Work instruction >>
Produce the same data once more, line for line.

[Dataset entries for page text]

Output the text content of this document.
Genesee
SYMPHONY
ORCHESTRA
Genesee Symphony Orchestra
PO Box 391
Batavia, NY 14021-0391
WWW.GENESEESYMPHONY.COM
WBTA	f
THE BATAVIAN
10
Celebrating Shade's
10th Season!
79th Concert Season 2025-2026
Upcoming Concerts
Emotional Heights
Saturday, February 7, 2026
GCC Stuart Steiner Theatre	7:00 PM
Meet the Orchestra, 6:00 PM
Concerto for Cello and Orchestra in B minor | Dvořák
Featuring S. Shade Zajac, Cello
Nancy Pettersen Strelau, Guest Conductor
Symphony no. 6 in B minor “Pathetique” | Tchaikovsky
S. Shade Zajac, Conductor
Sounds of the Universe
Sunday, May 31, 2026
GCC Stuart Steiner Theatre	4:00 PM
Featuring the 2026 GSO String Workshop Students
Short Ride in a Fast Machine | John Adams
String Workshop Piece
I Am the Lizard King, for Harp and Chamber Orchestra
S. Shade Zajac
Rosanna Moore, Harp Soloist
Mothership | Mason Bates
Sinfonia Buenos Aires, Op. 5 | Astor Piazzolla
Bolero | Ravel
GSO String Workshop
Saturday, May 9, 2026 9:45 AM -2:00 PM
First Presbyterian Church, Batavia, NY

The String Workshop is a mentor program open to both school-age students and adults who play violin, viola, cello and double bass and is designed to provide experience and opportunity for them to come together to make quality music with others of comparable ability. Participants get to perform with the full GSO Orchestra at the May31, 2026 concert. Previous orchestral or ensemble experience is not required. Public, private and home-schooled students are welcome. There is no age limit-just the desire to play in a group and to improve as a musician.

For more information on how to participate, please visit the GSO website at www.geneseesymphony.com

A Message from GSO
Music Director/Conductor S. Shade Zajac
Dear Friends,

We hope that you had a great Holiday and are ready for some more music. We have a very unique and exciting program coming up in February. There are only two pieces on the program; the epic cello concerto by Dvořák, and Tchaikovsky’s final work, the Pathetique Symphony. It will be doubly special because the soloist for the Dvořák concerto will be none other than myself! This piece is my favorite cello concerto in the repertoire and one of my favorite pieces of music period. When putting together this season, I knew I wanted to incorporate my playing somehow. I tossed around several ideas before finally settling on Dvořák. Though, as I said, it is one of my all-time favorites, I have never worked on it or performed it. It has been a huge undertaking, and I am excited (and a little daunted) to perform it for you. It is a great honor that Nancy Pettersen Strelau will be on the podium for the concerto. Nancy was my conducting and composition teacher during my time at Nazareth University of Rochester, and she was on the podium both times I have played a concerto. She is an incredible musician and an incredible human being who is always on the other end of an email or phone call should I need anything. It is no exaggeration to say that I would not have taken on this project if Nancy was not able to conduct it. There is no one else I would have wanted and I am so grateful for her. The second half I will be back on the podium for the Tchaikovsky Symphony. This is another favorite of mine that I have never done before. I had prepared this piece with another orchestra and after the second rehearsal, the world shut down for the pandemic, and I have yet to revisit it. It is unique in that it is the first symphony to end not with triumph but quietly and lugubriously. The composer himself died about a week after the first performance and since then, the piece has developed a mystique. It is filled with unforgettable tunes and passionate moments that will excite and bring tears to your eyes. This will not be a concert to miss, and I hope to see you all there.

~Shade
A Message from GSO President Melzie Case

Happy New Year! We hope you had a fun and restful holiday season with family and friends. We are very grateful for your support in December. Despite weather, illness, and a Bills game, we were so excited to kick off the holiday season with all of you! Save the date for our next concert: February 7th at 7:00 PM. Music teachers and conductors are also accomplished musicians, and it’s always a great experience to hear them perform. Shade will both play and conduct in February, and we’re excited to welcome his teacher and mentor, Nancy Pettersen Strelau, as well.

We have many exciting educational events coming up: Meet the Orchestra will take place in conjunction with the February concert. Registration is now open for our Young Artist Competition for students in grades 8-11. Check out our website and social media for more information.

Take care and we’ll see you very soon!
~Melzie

Task solution >>
Output the text content of this document.
Genesee
SYMPHONY
ORCHESTRA
Genesee Symphony Orchestra
PO Box 391
Batavia, NY 14021-0391
WWW.GENESEESYMPHONY.COM
WBTA	f
THE BATAVIAN
10
Celebrating Shade's
10th Season!
79th Concert Season 2025-2026
Upcoming Concerts
Emotional Heights
Saturday, February 7, 2026
GCC Stuart Steiner Theatre	7:00 PM
Meet the Orchestra, 6:00 PM
Concerto for Cello and Orchestra in B minor | Dvořák
Featuring S. Shade Zajac, Cello
Nancy Pettersen Strelau, Guest Conductor
Symphony no. 6 in B minor “Pathetique” | Tchaikovsky
S. Shade Zajac, Conductor
Sounds of the Universe
Sunday, May 31, 2026
GCC Stuart Steiner Theatre	4:00 PM
Featuring the 2026 GSO String Workshop Students
Short Ride in a Fast Machine | John Adams
String Workshop Piece
I Am the Lizard King, for Harp and Chamber Orchestra
S. Shade Zajac
Rosanna Moore, Harp Soloist
Mothership | Mason Bates
Sinfonia Buenos Aires, Op. 5 | Astor Piazzolla
Bolero | Ravel
GSO String Workshop
Saturday, May 9, 2026 9:45 AM -2:00 PM
First Presbyterian Church, Batavia, NY

The String Workshop is a mentor program open to both school-age students and adults who play violin, viola, cello and double bass and is designed to provide experience and opportunity for them to come together to make quality music with others of comparable ability. Participants get to perform with the full GSO Orchestra at the May31, 2026 concert. Previous orchestral or ensemble experience is not required. Public, private and home-schooled students are welcome. There is no age limit-just the desire to play in a group and to improve as a musician.

For more information on how to participate, please visit the GSO website at www.geneseesymphony.com

A Message from GSO
Music Director/Conductor S. Shade Zajac
Dear Friends,

We hope that you had a great Holiday and are ready for some more music. We have a very unique and exciting program coming up in February. There are only two pieces on the program; the epic cello concerto by Dvořák, and Tchaikovsky’s final work, the Pathetique Symphony. It will be doubly special because the soloist for the Dvořák concerto will be none other than myself! This piece is my favorite cello concerto in the repertoire and one of my favorite pieces of music period. When putting together this season, I knew I wanted to incorporate my playing somehow. I tossed around several ideas before finally settling on Dvořák. Though, as I said, it is one of my all-time favorites, I have never worked on it or performed it. It has been a huge undertaking, and I am excited (and a little daunted) to perform it for you. It is a great honor that Nancy Pettersen Strelau will be on the podium for the concerto. Nancy was my conducting and composition teacher during my time at Nazareth University of Rochester, and she was on the podium both times I have played a concerto. She is an incredible musician and an incredible human being who is always on the other end of an email or phone call should I need anything. It is no exaggeration to say that I would not have taken on this project if Nancy was not able to conduct it. There is no one else I would have wanted and I am so grateful for her. The second half I will be back on the podium for the Tchaikovsky Symphony. This is another favorite of mine that I have never done before. I had prepared this piece with another orchestra and after the second rehearsal, the world shut down for the pandemic, and I have yet to revisit it. It is unique in that it is the first symphony to end not with triumph but quietly and lugubriously. The composer himself died about a week after the first performance and since then, the piece has developed a mystique. It is filled with unforgettable tunes and passionate moments that will excite and bring tears to your eyes. This will not be a concert to miss, and I hope to see you all there.

~Shade
A Message from GSO President Melzie Case

Happy New Year! We hope you had a fun and restful holiday season with family and friends. We are very grateful for your support in December. Despite weather, illness, and a Bills game, we were so excited to kick off the holiday season with all of you! Save the date for our next concert: February 7th at 7:00 PM. Music teachers and conductors are also accomplished musicians, and it’s always a great experience to hear them perform. Shade will both play and conduct in February, and we’re excited to welcome his teacher and mentor, Nancy Pettersen Strelau, as well.

We have many exciting educational events coming up: Meet the Orchestra will take place in conjunction with the February concert. Registration is now open for our Young Artist Competition for students in grades 8-11. Check out our website and social media for more information.

Take care and we’ll see you very soon!
~Melzie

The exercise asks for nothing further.